Joseph-Alphonse-Omer de Valbelle (1729–1818) was a French aristocrat and military officer.

Biography

Early life
Joseph-Alphonse-Omer de Valbelle was born on 18 June 1729 in Aix-en-Provence. His father was André Geoffroy de Valbelle and his mother, Marguerite-Delphine de Valbelle. He had a brother, Joseph-Ignage-Cosme de Valbelle, and a sister, Anne Alphonsine de Valbelle.

Career
He served as a mestre de camp in 1749, maréchal de camp in 1762, followed by Lieutenant general of Provence.

After his brother's death in 1766, he inherited the marquisates of Tourves, Rians, Montfuron, Bressuire, the Baronetcies of Saint-Symphorien-sur-Coise and Meyrargues, the Countom of Oraison, Valbelle, Sainte-Tulles, Cadarache, Rougiers, Venelles, Peyrolles-en-Provence, Mousteyret, Levens, Reveste, Cucuron, etc.
+ + +
### Directive A
Reproduce the rows verbatim, from the line containing "comments-icon[interactable] [1513,114,1545,146]" through the line containing "collaborator-avatar-icon[interactable] [1199,108,1241,150]", both of those lines included.
The biography and the rows come from separate, unrelated sources.

### Input data
+ + +
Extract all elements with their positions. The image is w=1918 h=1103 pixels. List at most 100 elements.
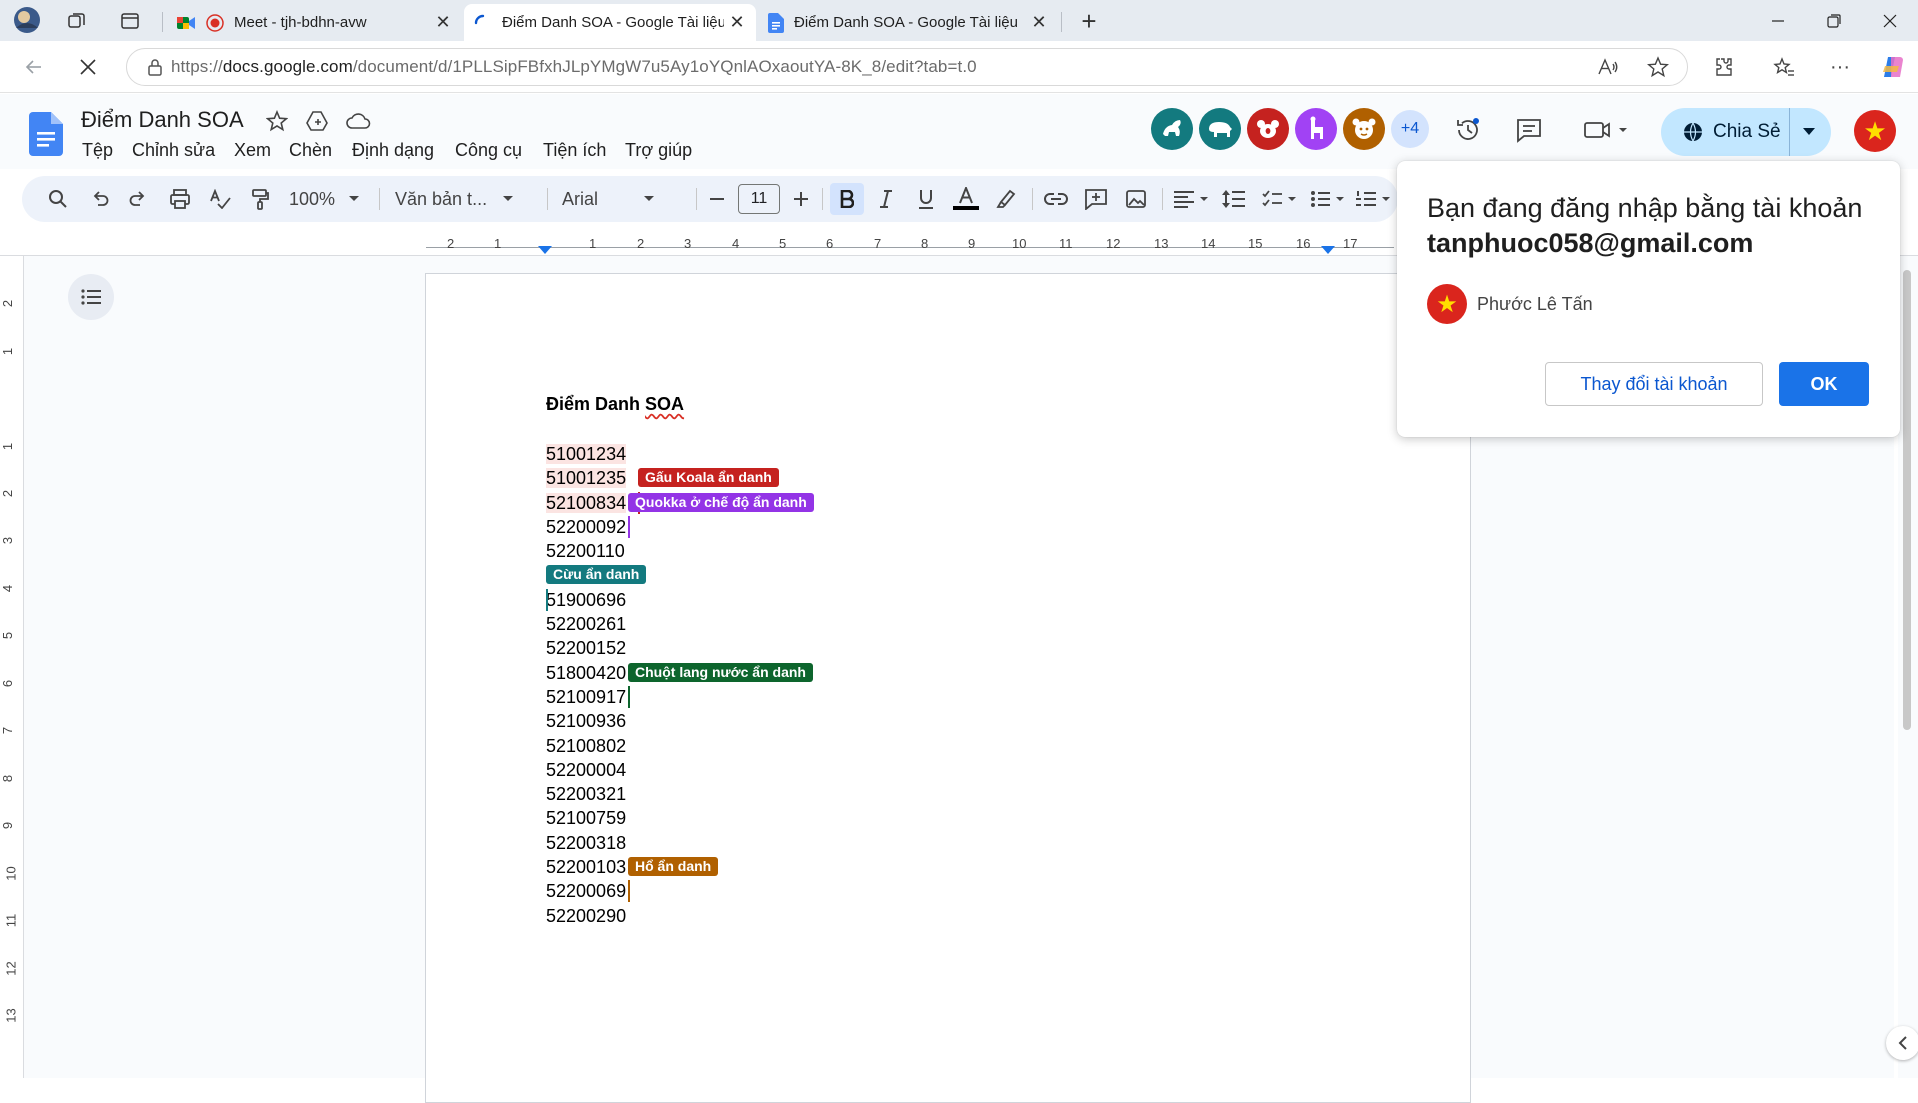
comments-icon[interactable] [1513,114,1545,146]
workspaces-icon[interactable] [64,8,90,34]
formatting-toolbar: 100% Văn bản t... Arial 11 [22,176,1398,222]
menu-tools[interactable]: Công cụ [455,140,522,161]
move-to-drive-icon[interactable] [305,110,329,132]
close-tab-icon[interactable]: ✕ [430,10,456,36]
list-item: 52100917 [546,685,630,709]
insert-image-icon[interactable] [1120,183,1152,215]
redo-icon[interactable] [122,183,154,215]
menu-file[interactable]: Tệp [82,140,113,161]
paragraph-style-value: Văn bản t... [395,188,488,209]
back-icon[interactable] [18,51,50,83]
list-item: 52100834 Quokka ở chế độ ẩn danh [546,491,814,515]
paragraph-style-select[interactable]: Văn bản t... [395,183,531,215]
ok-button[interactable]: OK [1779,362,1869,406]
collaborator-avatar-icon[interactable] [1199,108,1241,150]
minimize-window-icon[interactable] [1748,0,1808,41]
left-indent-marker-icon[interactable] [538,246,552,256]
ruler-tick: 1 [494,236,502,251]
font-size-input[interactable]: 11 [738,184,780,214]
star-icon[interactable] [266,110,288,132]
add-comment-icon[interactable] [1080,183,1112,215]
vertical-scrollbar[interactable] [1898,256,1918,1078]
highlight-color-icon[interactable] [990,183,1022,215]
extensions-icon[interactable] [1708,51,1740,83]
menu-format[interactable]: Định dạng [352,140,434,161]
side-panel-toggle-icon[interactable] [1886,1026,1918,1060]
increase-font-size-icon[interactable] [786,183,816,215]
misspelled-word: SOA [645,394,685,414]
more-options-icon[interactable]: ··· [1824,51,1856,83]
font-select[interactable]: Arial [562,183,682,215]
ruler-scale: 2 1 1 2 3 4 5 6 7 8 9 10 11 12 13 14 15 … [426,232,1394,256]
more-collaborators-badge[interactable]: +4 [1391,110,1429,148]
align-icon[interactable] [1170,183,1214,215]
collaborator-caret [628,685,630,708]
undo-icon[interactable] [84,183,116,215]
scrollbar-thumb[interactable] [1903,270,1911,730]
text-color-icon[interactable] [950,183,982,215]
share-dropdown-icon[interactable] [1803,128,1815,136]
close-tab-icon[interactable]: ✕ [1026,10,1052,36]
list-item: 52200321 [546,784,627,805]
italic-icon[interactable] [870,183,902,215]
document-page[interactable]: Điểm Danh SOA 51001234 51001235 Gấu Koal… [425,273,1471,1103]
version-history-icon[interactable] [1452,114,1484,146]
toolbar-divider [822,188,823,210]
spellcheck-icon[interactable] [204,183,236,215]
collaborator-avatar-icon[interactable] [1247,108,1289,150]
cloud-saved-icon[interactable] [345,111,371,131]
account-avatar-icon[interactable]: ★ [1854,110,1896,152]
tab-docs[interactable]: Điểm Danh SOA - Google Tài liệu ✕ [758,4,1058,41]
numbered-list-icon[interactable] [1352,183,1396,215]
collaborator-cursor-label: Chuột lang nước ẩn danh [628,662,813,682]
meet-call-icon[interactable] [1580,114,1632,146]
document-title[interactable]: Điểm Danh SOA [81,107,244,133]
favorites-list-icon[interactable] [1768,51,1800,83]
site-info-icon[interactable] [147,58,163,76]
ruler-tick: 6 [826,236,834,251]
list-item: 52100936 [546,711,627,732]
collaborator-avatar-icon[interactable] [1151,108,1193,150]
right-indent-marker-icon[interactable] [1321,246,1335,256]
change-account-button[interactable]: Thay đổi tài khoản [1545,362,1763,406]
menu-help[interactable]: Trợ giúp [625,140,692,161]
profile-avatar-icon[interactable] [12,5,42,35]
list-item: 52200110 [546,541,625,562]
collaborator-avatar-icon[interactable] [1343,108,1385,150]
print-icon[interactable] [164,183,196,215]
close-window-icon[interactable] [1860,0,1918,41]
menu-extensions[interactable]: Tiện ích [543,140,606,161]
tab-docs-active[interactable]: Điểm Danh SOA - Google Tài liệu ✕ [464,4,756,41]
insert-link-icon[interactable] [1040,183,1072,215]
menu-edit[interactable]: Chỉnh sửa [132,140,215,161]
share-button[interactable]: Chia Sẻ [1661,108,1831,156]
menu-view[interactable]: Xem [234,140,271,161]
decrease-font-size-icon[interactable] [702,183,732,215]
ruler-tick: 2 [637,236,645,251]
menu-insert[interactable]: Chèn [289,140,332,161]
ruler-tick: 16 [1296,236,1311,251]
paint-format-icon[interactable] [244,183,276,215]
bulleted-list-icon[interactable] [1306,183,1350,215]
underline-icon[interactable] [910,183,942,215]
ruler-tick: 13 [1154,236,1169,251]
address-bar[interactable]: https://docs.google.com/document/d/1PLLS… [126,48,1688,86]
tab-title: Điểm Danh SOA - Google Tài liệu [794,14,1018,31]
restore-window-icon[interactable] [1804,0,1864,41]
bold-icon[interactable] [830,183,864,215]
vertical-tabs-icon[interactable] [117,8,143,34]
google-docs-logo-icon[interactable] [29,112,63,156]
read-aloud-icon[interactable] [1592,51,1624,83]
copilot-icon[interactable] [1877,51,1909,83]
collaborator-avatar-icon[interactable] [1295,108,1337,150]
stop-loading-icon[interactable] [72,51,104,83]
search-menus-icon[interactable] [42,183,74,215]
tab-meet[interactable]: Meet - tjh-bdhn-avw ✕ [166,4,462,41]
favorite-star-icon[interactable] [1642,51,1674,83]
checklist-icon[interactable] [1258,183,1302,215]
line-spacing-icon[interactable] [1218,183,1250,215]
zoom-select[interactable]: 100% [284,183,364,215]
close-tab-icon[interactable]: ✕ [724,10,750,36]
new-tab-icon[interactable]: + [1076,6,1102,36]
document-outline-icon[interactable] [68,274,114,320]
+ + +
### Directive B
According to the biography of Joseph-Alphonse-Omer de Valbelle, in what year did he serve as maréchal de camp?

### Finished answer A
comments-icon[interactable] [1513,114,1545,146]
workspaces-icon[interactable] [64,8,90,34]
formatting-toolbar: 100% Văn bản t... Arial 11 [22,176,1398,222]
menu-tools[interactable]: Công cụ [455,140,522,161]
move-to-drive-icon[interactable] [305,110,329,132]
close-tab-icon[interactable]: ✕ [430,10,456,36]
list-item: 52100917 [546,685,630,709]
insert-image-icon[interactable] [1120,183,1152,215]
redo-icon[interactable] [122,183,154,215]
menu-file[interactable]: Tệp [82,140,113,161]
paragraph-style-value: Văn bản t... [395,188,488,209]
back-icon[interactable] [18,51,50,83]
list-item: 52100834 Quokka ở chế độ ẩn danh [546,491,814,515]
paragraph-style-select[interactable]: Văn bản t... [395,183,531,215]
ok-button[interactable]: OK [1779,362,1869,406]
collaborator-avatar-icon[interactable] [1199,108,1241,150]

### Finished answer B
1762